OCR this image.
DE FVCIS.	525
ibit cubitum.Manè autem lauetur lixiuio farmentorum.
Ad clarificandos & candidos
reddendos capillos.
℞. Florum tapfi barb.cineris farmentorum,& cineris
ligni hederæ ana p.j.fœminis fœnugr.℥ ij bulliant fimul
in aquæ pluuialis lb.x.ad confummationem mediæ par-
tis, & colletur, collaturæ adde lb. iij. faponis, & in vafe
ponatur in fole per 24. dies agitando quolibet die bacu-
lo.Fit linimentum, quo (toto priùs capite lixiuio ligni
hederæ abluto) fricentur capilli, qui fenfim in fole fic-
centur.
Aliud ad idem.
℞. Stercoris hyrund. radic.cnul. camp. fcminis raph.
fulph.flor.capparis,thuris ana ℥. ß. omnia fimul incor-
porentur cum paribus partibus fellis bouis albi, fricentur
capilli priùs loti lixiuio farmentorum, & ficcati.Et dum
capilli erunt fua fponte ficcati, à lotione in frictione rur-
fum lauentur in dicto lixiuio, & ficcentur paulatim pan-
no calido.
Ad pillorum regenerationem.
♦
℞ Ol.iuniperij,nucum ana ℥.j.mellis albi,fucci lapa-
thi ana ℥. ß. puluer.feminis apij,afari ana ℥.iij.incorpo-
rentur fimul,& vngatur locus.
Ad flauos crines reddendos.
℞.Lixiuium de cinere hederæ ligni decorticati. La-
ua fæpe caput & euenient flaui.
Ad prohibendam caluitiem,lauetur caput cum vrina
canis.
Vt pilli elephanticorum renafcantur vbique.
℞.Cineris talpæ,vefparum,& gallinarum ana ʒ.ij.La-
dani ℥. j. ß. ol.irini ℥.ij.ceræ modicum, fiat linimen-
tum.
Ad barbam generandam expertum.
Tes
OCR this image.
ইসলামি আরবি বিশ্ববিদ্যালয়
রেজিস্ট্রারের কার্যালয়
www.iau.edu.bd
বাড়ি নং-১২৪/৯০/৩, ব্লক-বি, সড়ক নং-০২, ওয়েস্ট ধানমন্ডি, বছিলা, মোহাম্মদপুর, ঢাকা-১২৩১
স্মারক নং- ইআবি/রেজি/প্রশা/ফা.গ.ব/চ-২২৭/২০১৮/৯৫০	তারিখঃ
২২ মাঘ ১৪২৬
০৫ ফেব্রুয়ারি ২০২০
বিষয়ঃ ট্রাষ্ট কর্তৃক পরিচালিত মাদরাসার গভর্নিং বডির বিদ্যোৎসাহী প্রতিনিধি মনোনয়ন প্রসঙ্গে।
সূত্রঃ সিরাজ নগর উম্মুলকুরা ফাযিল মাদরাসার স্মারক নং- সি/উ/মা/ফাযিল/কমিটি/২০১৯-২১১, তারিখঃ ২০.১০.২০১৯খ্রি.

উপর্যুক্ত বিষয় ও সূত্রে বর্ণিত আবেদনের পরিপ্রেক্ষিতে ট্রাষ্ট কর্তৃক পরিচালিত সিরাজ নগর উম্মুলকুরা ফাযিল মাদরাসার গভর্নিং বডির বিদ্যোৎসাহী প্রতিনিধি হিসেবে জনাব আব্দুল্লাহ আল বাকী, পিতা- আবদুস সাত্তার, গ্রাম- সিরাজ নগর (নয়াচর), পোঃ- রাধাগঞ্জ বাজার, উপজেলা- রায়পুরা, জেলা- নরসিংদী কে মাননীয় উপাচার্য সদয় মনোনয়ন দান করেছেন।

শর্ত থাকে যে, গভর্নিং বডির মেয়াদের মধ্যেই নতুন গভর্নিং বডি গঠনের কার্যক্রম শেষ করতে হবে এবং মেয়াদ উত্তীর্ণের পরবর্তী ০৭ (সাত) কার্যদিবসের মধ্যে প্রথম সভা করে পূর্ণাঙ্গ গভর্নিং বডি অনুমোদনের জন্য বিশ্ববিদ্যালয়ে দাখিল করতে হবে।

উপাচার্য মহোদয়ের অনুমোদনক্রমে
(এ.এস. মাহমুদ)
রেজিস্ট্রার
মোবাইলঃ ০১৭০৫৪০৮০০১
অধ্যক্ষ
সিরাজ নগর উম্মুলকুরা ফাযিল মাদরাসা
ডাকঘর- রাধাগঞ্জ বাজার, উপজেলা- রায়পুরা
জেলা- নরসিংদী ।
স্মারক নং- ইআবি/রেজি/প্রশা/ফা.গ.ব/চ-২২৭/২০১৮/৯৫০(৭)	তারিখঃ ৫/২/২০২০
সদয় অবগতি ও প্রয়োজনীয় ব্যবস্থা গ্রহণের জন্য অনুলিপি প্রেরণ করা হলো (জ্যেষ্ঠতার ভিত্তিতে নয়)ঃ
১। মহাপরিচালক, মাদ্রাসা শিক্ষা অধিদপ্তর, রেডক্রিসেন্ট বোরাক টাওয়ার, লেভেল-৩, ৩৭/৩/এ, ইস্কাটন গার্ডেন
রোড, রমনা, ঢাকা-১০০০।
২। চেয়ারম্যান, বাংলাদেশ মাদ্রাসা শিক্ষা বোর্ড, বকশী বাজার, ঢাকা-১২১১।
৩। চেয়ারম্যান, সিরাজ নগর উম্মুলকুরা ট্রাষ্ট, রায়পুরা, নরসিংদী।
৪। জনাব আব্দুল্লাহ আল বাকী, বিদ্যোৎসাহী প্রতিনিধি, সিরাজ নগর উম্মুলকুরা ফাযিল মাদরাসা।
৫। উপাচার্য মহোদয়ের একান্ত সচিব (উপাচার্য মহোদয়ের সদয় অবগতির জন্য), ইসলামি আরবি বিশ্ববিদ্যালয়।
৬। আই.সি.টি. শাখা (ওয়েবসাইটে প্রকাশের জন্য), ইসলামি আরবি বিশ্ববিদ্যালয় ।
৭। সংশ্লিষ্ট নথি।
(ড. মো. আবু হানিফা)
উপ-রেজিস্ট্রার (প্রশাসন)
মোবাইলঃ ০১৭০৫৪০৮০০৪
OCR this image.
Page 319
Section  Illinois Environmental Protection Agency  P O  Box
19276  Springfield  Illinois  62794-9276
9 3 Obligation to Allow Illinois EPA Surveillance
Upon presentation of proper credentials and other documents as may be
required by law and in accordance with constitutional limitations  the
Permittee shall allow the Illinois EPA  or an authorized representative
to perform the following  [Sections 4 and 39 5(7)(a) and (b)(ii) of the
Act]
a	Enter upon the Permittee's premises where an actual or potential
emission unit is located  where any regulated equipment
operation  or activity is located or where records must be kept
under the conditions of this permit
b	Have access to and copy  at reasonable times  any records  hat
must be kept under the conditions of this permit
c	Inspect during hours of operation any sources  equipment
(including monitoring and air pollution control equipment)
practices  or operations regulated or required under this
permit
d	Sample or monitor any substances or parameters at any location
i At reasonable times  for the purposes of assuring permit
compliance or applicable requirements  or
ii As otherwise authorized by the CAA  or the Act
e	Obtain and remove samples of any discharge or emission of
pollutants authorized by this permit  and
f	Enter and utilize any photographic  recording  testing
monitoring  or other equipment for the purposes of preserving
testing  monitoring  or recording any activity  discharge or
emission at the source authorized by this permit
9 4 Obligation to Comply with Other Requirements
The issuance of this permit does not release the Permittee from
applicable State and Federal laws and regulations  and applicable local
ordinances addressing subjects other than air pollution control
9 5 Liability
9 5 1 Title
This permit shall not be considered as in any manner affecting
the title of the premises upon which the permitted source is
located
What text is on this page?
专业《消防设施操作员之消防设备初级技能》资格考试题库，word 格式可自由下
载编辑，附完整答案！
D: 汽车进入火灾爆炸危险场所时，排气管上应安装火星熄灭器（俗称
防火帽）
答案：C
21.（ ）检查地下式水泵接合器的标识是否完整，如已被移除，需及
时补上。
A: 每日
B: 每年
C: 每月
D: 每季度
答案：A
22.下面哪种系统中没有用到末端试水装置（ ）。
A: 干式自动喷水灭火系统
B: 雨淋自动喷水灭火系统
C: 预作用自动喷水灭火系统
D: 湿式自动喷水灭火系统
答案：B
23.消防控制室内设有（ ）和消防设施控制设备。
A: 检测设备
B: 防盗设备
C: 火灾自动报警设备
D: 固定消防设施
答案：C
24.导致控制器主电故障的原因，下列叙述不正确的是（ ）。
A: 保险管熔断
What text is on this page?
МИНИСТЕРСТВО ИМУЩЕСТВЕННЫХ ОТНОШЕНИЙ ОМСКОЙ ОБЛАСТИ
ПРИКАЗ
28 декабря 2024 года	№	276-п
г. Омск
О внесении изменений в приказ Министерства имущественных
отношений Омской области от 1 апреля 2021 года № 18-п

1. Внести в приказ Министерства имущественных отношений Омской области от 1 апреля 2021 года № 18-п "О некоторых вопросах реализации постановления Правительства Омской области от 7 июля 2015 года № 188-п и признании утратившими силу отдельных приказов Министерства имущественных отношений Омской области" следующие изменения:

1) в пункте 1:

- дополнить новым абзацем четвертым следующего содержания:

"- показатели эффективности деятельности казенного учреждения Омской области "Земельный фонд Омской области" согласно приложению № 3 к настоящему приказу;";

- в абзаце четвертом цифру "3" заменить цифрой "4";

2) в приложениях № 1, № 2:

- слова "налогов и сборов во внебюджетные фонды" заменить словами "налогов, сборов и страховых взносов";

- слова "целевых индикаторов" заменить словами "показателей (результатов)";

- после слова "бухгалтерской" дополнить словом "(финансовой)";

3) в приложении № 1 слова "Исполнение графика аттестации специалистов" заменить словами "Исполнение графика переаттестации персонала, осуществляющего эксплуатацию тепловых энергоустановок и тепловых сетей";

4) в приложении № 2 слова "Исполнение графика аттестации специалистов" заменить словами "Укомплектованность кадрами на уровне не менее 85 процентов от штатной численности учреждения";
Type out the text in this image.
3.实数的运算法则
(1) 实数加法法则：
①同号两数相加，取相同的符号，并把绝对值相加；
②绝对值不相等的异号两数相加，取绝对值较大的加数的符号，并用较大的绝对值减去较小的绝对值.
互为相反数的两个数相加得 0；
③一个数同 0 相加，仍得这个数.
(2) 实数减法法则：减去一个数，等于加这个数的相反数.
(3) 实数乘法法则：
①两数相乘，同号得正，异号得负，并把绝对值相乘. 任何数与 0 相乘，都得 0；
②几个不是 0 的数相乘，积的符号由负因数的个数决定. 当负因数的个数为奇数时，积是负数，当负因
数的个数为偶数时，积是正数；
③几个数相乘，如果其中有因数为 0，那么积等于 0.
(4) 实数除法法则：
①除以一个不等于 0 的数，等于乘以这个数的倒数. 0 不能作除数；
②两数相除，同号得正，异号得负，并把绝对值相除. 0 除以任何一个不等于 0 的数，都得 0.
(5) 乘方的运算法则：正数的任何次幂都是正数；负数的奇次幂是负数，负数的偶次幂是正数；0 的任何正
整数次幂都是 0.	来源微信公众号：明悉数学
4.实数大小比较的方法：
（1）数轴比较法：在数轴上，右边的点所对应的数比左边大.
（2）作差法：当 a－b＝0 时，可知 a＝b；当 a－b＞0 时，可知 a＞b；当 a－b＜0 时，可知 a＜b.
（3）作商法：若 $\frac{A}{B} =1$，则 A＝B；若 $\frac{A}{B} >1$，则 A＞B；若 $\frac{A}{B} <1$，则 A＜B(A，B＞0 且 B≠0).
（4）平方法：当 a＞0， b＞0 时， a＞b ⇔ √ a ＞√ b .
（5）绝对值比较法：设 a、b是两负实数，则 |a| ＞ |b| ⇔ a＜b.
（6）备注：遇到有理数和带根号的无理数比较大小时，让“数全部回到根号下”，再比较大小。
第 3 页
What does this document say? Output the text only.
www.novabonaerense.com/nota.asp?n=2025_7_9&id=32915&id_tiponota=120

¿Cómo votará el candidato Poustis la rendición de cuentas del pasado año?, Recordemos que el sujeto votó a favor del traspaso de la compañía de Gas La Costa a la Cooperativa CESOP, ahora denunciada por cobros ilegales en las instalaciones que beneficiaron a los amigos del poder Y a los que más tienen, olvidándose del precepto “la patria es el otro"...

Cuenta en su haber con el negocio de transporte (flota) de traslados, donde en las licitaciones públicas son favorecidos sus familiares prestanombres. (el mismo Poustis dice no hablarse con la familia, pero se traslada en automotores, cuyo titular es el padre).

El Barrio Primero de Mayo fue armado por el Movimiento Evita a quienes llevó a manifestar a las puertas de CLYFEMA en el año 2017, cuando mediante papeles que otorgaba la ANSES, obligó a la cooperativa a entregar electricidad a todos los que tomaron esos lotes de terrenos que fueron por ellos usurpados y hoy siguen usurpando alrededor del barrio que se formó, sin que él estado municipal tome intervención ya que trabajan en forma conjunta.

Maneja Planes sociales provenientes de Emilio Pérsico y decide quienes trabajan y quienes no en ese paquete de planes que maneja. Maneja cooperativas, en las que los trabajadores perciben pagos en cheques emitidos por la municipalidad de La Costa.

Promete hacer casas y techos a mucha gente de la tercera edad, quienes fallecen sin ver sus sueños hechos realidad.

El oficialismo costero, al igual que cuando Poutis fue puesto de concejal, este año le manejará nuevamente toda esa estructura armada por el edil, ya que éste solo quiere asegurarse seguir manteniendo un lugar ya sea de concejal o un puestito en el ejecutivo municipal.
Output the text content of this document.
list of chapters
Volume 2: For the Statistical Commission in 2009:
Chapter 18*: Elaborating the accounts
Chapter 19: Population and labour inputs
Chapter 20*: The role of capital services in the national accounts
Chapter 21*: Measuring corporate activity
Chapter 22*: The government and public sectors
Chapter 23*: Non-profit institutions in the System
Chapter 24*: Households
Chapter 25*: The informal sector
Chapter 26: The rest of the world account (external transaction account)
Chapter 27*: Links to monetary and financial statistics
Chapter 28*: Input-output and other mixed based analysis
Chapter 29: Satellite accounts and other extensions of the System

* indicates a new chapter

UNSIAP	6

________

▶ _Objective_: Reproduce the final stretch of the data above: every line from the one holding "Output the text content of this document." through the end, inclusive, exactly as written and nothing else.

▶ _Result of this task_:
Output the text content of this document.
list of chapters
Volume 2: For the Statistical Commission in 2009:
Chapter 18*: Elaborating the accounts
Chapter 19: Population and labour inputs
Chapter 20*: The role of capital services in the national accounts
Chapter 21*: Measuring corporate activity
Chapter 22*: The government and public sectors
Chapter 23*: Non-profit institutions in the System
Chapter 24*: Households
Chapter 25*: The informal sector
Chapter 26: The rest of the world account (external transaction account)
Chapter 27*: Links to monetary and financial statistics
Chapter 28*: Input-output and other mixed based analysis
Chapter 29: Satellite accounts and other extensions of the System

* indicates a new chapter

UNSIAP	6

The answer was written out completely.